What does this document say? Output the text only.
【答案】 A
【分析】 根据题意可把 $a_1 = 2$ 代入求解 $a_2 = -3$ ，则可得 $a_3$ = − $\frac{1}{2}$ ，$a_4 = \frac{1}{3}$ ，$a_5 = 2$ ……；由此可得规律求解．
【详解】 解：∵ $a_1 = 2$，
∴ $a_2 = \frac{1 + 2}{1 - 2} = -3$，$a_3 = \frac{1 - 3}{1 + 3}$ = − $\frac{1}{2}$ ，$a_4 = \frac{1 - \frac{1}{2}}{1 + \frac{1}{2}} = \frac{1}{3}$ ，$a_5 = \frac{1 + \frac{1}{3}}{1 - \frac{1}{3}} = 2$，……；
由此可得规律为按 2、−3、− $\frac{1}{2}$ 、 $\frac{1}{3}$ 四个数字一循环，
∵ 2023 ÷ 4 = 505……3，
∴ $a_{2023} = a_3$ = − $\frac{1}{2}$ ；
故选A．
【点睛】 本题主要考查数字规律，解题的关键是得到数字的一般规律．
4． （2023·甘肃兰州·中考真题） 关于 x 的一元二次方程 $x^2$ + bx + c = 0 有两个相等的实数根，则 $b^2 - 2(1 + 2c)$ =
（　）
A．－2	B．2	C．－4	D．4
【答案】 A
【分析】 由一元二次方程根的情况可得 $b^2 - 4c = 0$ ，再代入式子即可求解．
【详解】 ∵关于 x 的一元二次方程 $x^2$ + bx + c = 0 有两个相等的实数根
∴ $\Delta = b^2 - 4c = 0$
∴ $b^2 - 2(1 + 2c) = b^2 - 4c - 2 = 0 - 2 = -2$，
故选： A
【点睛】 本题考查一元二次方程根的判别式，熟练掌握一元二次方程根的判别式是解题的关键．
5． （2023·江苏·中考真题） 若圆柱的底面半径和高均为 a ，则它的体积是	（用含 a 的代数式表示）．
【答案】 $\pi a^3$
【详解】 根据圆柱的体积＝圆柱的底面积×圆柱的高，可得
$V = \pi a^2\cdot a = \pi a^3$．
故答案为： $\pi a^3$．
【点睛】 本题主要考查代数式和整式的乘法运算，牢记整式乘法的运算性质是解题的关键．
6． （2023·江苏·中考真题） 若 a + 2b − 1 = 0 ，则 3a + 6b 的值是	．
+ + + + +
| Exercise instructions |
Lines containing "的一元二次方程" are to be counted. State the total and add nothing.

| Result of this exercise |
2